• [Provided material]:
━━━━━━━━━━━━━━━━━━━━
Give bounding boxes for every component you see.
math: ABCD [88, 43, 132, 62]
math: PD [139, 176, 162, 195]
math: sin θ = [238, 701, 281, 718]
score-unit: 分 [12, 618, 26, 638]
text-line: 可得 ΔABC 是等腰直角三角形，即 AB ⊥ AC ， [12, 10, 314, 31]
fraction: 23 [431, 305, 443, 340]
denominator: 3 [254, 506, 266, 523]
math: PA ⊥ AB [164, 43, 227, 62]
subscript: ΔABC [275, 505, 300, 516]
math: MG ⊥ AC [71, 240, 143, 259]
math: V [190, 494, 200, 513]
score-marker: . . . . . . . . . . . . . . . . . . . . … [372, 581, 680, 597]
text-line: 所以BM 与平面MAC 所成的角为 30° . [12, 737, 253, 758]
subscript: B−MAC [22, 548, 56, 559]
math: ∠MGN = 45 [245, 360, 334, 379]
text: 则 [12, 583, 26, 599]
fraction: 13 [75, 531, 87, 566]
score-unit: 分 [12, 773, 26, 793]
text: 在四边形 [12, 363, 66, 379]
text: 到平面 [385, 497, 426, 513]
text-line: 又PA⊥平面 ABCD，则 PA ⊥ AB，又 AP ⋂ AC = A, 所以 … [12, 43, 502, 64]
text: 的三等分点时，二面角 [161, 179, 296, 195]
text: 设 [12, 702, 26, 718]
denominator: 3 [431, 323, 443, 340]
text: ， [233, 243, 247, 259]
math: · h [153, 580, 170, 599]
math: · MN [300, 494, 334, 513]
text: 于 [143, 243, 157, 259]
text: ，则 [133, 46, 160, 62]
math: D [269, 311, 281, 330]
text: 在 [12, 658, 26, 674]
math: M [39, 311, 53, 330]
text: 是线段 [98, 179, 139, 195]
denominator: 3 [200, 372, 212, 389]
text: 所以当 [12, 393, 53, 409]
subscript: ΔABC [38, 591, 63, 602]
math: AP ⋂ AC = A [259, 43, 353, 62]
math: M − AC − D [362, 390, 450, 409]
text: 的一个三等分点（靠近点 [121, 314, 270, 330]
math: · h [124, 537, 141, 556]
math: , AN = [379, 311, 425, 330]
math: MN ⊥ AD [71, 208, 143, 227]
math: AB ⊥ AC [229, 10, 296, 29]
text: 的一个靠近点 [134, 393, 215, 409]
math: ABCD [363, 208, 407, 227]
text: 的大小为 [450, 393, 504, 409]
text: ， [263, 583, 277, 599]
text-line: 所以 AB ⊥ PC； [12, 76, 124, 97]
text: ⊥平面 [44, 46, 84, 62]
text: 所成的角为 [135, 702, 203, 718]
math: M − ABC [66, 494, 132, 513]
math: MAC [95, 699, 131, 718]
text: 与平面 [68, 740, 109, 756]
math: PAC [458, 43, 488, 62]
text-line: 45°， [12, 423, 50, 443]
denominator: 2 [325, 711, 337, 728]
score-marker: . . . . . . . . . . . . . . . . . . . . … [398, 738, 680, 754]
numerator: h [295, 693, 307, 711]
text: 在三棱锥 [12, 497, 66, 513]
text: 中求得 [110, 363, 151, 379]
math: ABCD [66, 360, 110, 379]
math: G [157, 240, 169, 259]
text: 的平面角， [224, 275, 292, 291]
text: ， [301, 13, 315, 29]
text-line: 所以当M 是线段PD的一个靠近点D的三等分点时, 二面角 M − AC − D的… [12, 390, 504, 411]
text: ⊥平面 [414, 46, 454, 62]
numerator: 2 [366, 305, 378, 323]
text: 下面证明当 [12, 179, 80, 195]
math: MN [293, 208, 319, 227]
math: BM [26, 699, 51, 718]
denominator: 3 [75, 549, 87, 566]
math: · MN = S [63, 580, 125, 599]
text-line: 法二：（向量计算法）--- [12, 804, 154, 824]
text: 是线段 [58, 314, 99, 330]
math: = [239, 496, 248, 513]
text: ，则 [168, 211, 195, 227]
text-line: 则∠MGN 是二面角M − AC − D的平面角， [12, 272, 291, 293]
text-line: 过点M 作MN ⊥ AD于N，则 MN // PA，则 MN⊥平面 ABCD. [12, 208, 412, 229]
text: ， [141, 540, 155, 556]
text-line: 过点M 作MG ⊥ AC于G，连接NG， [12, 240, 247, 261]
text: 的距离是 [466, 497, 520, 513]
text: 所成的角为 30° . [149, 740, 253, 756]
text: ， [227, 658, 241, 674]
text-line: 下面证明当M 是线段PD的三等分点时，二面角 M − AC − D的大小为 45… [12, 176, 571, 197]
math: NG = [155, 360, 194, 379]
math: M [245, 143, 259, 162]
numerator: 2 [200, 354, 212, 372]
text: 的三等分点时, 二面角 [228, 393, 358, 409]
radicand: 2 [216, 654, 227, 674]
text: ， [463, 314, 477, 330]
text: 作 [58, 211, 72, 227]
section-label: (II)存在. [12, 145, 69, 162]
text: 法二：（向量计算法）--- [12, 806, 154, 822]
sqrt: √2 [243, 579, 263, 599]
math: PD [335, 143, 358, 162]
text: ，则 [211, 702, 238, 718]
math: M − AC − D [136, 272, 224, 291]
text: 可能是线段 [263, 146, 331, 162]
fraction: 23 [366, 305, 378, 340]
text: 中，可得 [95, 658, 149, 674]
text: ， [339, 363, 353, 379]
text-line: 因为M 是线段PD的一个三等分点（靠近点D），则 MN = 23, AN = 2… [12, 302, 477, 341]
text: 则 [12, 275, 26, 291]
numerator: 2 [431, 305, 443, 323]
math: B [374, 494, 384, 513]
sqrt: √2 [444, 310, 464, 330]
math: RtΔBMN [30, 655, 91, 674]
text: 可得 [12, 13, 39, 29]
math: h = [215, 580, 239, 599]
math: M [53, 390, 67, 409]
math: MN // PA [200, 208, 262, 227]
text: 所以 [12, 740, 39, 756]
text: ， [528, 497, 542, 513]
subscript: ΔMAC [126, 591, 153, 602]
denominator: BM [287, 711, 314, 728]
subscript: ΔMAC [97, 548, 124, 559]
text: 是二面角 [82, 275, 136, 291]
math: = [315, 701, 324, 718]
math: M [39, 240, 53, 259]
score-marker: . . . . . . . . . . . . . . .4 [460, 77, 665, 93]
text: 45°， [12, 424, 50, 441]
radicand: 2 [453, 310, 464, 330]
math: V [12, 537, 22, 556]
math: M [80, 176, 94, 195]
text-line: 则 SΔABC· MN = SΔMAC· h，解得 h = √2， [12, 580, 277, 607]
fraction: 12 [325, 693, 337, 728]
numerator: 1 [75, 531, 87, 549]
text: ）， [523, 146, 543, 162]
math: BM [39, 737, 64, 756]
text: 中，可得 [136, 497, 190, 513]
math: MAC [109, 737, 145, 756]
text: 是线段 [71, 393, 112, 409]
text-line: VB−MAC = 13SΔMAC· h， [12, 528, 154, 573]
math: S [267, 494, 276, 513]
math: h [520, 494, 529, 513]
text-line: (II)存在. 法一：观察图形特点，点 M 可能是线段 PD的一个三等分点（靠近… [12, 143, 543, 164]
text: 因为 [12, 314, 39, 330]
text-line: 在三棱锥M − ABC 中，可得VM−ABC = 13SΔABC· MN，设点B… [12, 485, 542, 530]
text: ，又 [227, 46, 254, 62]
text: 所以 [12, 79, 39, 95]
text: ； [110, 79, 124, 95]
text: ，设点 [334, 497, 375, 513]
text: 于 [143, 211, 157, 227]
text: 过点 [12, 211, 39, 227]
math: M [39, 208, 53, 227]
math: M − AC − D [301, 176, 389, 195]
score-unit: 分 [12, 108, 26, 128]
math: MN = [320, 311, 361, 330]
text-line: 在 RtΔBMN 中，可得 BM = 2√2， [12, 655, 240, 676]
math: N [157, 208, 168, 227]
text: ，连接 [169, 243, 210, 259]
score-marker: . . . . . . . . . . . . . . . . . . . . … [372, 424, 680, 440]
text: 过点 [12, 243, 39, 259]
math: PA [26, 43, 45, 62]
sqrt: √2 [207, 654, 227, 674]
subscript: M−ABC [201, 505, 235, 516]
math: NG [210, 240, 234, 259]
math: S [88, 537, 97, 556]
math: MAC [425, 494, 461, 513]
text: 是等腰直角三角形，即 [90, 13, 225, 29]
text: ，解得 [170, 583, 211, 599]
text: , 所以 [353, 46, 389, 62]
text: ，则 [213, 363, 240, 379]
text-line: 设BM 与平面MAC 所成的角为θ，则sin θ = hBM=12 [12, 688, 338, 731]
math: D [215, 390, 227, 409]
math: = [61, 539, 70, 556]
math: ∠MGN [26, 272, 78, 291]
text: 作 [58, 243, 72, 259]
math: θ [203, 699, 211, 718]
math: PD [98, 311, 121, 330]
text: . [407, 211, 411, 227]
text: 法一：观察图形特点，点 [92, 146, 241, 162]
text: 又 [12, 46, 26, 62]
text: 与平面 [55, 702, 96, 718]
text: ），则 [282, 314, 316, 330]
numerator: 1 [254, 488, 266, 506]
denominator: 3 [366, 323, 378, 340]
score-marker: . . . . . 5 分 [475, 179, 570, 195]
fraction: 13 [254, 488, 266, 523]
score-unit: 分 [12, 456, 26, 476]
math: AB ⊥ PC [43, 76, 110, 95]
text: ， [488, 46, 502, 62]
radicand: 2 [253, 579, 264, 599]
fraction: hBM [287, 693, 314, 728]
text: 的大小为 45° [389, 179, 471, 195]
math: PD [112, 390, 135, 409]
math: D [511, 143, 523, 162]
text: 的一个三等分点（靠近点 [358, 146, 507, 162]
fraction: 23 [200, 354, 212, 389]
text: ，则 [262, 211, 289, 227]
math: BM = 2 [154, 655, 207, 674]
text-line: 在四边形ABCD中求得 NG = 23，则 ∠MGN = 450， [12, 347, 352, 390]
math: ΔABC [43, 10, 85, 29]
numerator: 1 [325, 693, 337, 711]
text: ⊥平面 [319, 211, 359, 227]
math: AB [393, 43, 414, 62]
━━━━━━━━━━━━━━━━━━━━
• [The problem]: Copy out the lines above word for word, from the first line through the line containing "math: MG ⊥ AC [71, 240, 143, 259]".

• [Answer in full]:
Give bounding boxes for every component you see.
math: ABCD [88, 43, 132, 62]
math: PD [139, 176, 162, 195]
math: sin θ = [238, 701, 281, 718]
score-unit: 分 [12, 618, 26, 638]
text-line: 可得 ΔABC 是等腰直角三角形，即 AB ⊥ AC ， [12, 10, 314, 31]
fraction: 23 [431, 305, 443, 340]
denominator: 3 [254, 506, 266, 523]
math: PA ⊥ AB [164, 43, 227, 62]
subscript: ΔABC [275, 505, 300, 516]
math: MG ⊥ AC [71, 240, 143, 259]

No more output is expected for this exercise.